---------- Exercise inputs ----------

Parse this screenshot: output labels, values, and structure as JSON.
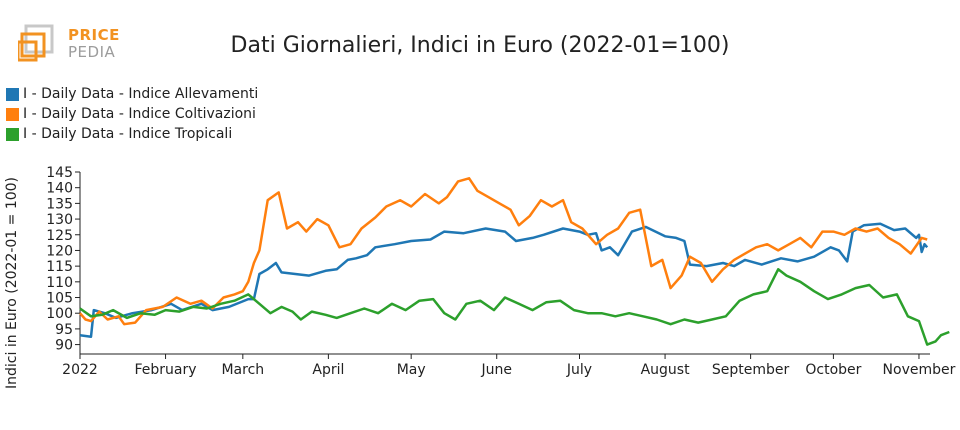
{
  "logo": {
    "line1": "PRICE",
    "line2": "PEDIA"
  },
  "chart_data": {
    "type": "line",
    "title": "Dati Giornalieri, Indici in Euro (2022-01=100)",
    "xlabel": "",
    "ylabel": "Indici in Euro (2022-01 = 100)",
    "ylim": [
      87,
      145
    ],
    "yticks": [
      90,
      95,
      100,
      105,
      110,
      115,
      120,
      125,
      130,
      135,
      140,
      145
    ],
    "xlim": [
      "2022-01-01",
      "2022-11-05"
    ],
    "xticks": [
      {
        "date": "2022-01-01",
        "label": "2022"
      },
      {
        "date": "2022-02-01",
        "label": "February"
      },
      {
        "date": "2022-03-01",
        "label": "March"
      },
      {
        "date": "2022-04-01",
        "label": "April"
      },
      {
        "date": "2022-05-01",
        "label": "May"
      },
      {
        "date": "2022-06-01",
        "label": "June"
      },
      {
        "date": "2022-07-01",
        "label": "July"
      },
      {
        "date": "2022-08-01",
        "label": "August"
      },
      {
        "date": "2022-09-01",
        "label": "September"
      },
      {
        "date": "2022-10-01",
        "label": "October"
      },
      {
        "date": "2022-11-01",
        "label": "November"
      }
    ],
    "grid": false,
    "legend": "top-left",
    "series": [
      {
        "name": "I - Daily Data - Indice Allevamenti",
        "color": "#1f77b4",
        "points": [
          [
            "2022-01-01",
            93
          ],
          [
            "2022-01-05",
            92.5
          ],
          [
            "2022-01-06",
            101
          ],
          [
            "2022-01-10",
            100
          ],
          [
            "2022-01-14",
            98.5
          ],
          [
            "2022-01-20",
            100
          ],
          [
            "2022-01-27",
            101
          ],
          [
            "2022-02-03",
            103
          ],
          [
            "2022-02-07",
            101
          ],
          [
            "2022-02-14",
            103
          ],
          [
            "2022-02-18",
            101
          ],
          [
            "2022-02-24",
            102
          ],
          [
            "2022-03-03",
            104.5
          ],
          [
            "2022-03-05",
            104.5
          ],
          [
            "2022-03-07",
            112.5
          ],
          [
            "2022-03-10",
            114
          ],
          [
            "2022-03-13",
            116
          ],
          [
            "2022-03-15",
            113
          ],
          [
            "2022-03-20",
            112.5
          ],
          [
            "2022-03-25",
            112
          ],
          [
            "2022-03-31",
            113.5
          ],
          [
            "2022-04-04",
            114
          ],
          [
            "2022-04-08",
            117
          ],
          [
            "2022-04-11",
            117.5
          ],
          [
            "2022-04-15",
            118.5
          ],
          [
            "2022-04-18",
            121
          ],
          [
            "2022-04-25",
            122
          ],
          [
            "2022-05-01",
            123
          ],
          [
            "2022-05-08",
            123.5
          ],
          [
            "2022-05-13",
            126
          ],
          [
            "2022-05-20",
            125.5
          ],
          [
            "2022-05-28",
            127
          ],
          [
            "2022-06-04",
            126
          ],
          [
            "2022-06-08",
            123
          ],
          [
            "2022-06-14",
            124
          ],
          [
            "2022-06-18",
            125
          ],
          [
            "2022-06-25",
            127
          ],
          [
            "2022-07-01",
            126
          ],
          [
            "2022-07-04",
            125
          ],
          [
            "2022-07-07",
            125.5
          ],
          [
            "2022-07-09",
            120
          ],
          [
            "2022-07-12",
            121
          ],
          [
            "2022-07-15",
            118.5
          ],
          [
            "2022-07-20",
            126
          ],
          [
            "2022-07-25",
            127.5
          ],
          [
            "2022-08-01",
            124.5
          ],
          [
            "2022-08-05",
            124
          ],
          [
            "2022-08-08",
            123
          ],
          [
            "2022-08-10",
            115.5
          ],
          [
            "2022-08-16",
            115
          ],
          [
            "2022-08-22",
            116
          ],
          [
            "2022-08-26",
            115
          ],
          [
            "2022-08-30",
            117
          ],
          [
            "2022-09-05",
            115.5
          ],
          [
            "2022-09-12",
            117.5
          ],
          [
            "2022-09-18",
            116.5
          ],
          [
            "2022-09-24",
            118
          ],
          [
            "2022-09-30",
            121
          ],
          [
            "2022-10-03",
            120
          ],
          [
            "2022-10-06",
            116.5
          ],
          [
            "2022-10-08",
            126
          ],
          [
            "2022-10-12",
            128
          ],
          [
            "2022-10-18",
            128.5
          ],
          [
            "2022-10-23",
            126.5
          ],
          [
            "2022-10-27",
            127
          ],
          [
            "2022-10-31",
            124
          ],
          [
            "2022-11-01",
            125
          ],
          [
            "2022-11-02",
            119.5
          ],
          [
            "2022-11-03",
            122
          ],
          [
            "2022-11-04",
            121
          ]
        ]
      },
      {
        "name": "I - Daily Data - Indice Coltivazioni",
        "color": "#ff7f0e",
        "points": [
          [
            "2022-01-01",
            100
          ],
          [
            "2022-01-03",
            98
          ],
          [
            "2022-01-05",
            97.5
          ],
          [
            "2022-01-08",
            100.5
          ],
          [
            "2022-01-11",
            98
          ],
          [
            "2022-01-15",
            99
          ],
          [
            "2022-01-17",
            96.5
          ],
          [
            "2022-01-21",
            97
          ],
          [
            "2022-01-25",
            101
          ],
          [
            "2022-01-31",
            102
          ],
          [
            "2022-02-05",
            105
          ],
          [
            "2022-02-10",
            103
          ],
          [
            "2022-02-14",
            104
          ],
          [
            "2022-02-18",
            101.5
          ],
          [
            "2022-02-22",
            105
          ],
          [
            "2022-02-26",
            106
          ],
          [
            "2022-03-01",
            107
          ],
          [
            "2022-03-03",
            110
          ],
          [
            "2022-03-05",
            116
          ],
          [
            "2022-03-07",
            120
          ],
          [
            "2022-03-10",
            136
          ],
          [
            "2022-03-14",
            138.5
          ],
          [
            "2022-03-17",
            127
          ],
          [
            "2022-03-21",
            129
          ],
          [
            "2022-03-24",
            126
          ],
          [
            "2022-03-28",
            130
          ],
          [
            "2022-04-01",
            128
          ],
          [
            "2022-04-05",
            121
          ],
          [
            "2022-04-09",
            122
          ],
          [
            "2022-04-13",
            127
          ],
          [
            "2022-04-18",
            130.5
          ],
          [
            "2022-04-22",
            134
          ],
          [
            "2022-04-27",
            136
          ],
          [
            "2022-05-01",
            134
          ],
          [
            "2022-05-06",
            138
          ],
          [
            "2022-05-11",
            135
          ],
          [
            "2022-05-14",
            137
          ],
          [
            "2022-05-18",
            142
          ],
          [
            "2022-05-22",
            143
          ],
          [
            "2022-05-25",
            139
          ],
          [
            "2022-05-29",
            137
          ],
          [
            "2022-06-02",
            135
          ],
          [
            "2022-06-06",
            133
          ],
          [
            "2022-06-09",
            128
          ],
          [
            "2022-06-13",
            131
          ],
          [
            "2022-06-17",
            136
          ],
          [
            "2022-06-21",
            134
          ],
          [
            "2022-06-25",
            136
          ],
          [
            "2022-06-28",
            129
          ],
          [
            "2022-07-02",
            127
          ],
          [
            "2022-07-07",
            122
          ],
          [
            "2022-07-11",
            125
          ],
          [
            "2022-07-15",
            127
          ],
          [
            "2022-07-19",
            132
          ],
          [
            "2022-07-23",
            133
          ],
          [
            "2022-07-27",
            115
          ],
          [
            "2022-07-31",
            117
          ],
          [
            "2022-08-03",
            108
          ],
          [
            "2022-08-07",
            112
          ],
          [
            "2022-08-10",
            118
          ],
          [
            "2022-08-14",
            116
          ],
          [
            "2022-08-18",
            110
          ],
          [
            "2022-08-22",
            114
          ],
          [
            "2022-08-26",
            117
          ],
          [
            "2022-08-30",
            119
          ],
          [
            "2022-09-03",
            121
          ],
          [
            "2022-09-07",
            122
          ],
          [
            "2022-09-11",
            120
          ],
          [
            "2022-09-15",
            122
          ],
          [
            "2022-09-19",
            124
          ],
          [
            "2022-09-23",
            121
          ],
          [
            "2022-09-27",
            126
          ],
          [
            "2022-10-01",
            126
          ],
          [
            "2022-10-05",
            125
          ],
          [
            "2022-10-09",
            127
          ],
          [
            "2022-10-13",
            126
          ],
          [
            "2022-10-17",
            127
          ],
          [
            "2022-10-21",
            124
          ],
          [
            "2022-10-25",
            122
          ],
          [
            "2022-10-29",
            119
          ],
          [
            "2022-11-02",
            124
          ],
          [
            "2022-11-04",
            123.5
          ]
        ]
      },
      {
        "name": "I - Daily Data - Indice Tropicali",
        "color": "#2ca02c",
        "points": [
          [
            "2022-01-01",
            101.5
          ],
          [
            "2022-01-05",
            99
          ],
          [
            "2022-01-09",
            99.5
          ],
          [
            "2022-01-13",
            101
          ],
          [
            "2022-01-18",
            98.5
          ],
          [
            "2022-01-23",
            100
          ],
          [
            "2022-01-28",
            99.5
          ],
          [
            "2022-02-01",
            101
          ],
          [
            "2022-02-06",
            100.5
          ],
          [
            "2022-02-11",
            102
          ],
          [
            "2022-02-16",
            101.5
          ],
          [
            "2022-02-21",
            103
          ],
          [
            "2022-02-26",
            104
          ],
          [
            "2022-03-03",
            106
          ],
          [
            "2022-03-07",
            103
          ],
          [
            "2022-03-11",
            100
          ],
          [
            "2022-03-15",
            102
          ],
          [
            "2022-03-19",
            100.5
          ],
          [
            "2022-03-22",
            98
          ],
          [
            "2022-03-26",
            100.5
          ],
          [
            "2022-03-31",
            99.5
          ],
          [
            "2022-04-04",
            98.5
          ],
          [
            "2022-04-09",
            100
          ],
          [
            "2022-04-14",
            101.5
          ],
          [
            "2022-04-19",
            100
          ],
          [
            "2022-04-24",
            103
          ],
          [
            "2022-04-29",
            101
          ],
          [
            "2022-05-04",
            104
          ],
          [
            "2022-05-09",
            104.5
          ],
          [
            "2022-05-13",
            100
          ],
          [
            "2022-05-17",
            98
          ],
          [
            "2022-05-21",
            103
          ],
          [
            "2022-05-26",
            104
          ],
          [
            "2022-05-31",
            101
          ],
          [
            "2022-06-04",
            105
          ],
          [
            "2022-06-09",
            103
          ],
          [
            "2022-06-14",
            101
          ],
          [
            "2022-06-19",
            103.5
          ],
          [
            "2022-06-24",
            104
          ],
          [
            "2022-06-29",
            101
          ],
          [
            "2022-07-04",
            100
          ],
          [
            "2022-07-09",
            100
          ],
          [
            "2022-07-14",
            99
          ],
          [
            "2022-07-19",
            100
          ],
          [
            "2022-07-24",
            99
          ],
          [
            "2022-07-29",
            98
          ],
          [
            "2022-08-03",
            96.5
          ],
          [
            "2022-08-08",
            98
          ],
          [
            "2022-08-13",
            97
          ],
          [
            "2022-08-18",
            98
          ],
          [
            "2022-08-23",
            99
          ],
          [
            "2022-08-28",
            104
          ],
          [
            "2022-09-02",
            106
          ],
          [
            "2022-09-07",
            107
          ],
          [
            "2022-09-11",
            114
          ],
          [
            "2022-09-14",
            112
          ],
          [
            "2022-09-19",
            110
          ],
          [
            "2022-09-24",
            107
          ],
          [
            "2022-09-29",
            104.5
          ],
          [
            "2022-10-04",
            106
          ],
          [
            "2022-10-09",
            108
          ],
          [
            "2022-10-14",
            109
          ],
          [
            "2022-10-19",
            105
          ],
          [
            "2022-10-24",
            106
          ],
          [
            "2022-10-28",
            99
          ],
          [
            "2022-11-01",
            97.5
          ],
          [
            "2022-11-04",
            90
          ],
          [
            "2022-11-07",
            91
          ],
          [
            "2022-11-09",
            93
          ],
          [
            "2022-11-12",
            94
          ]
        ]
      }
    ]
  }
}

----------

• [Challenge]:
Show every line that contains the word "date".

• [Task solution]:
        "date": "2022-01-01",
        "date": "2022-02-01",
        "date": "2022-03-01",
        "date": "2022-04-01",
        "date": "2022-05-01",
        "date": "2022-06-01",
        "date": "2022-07-01",
        "date": "2022-08-01",
        "date": "2022-09-01",
        "date": "2022-10-01",
        "date": "2022-11-01",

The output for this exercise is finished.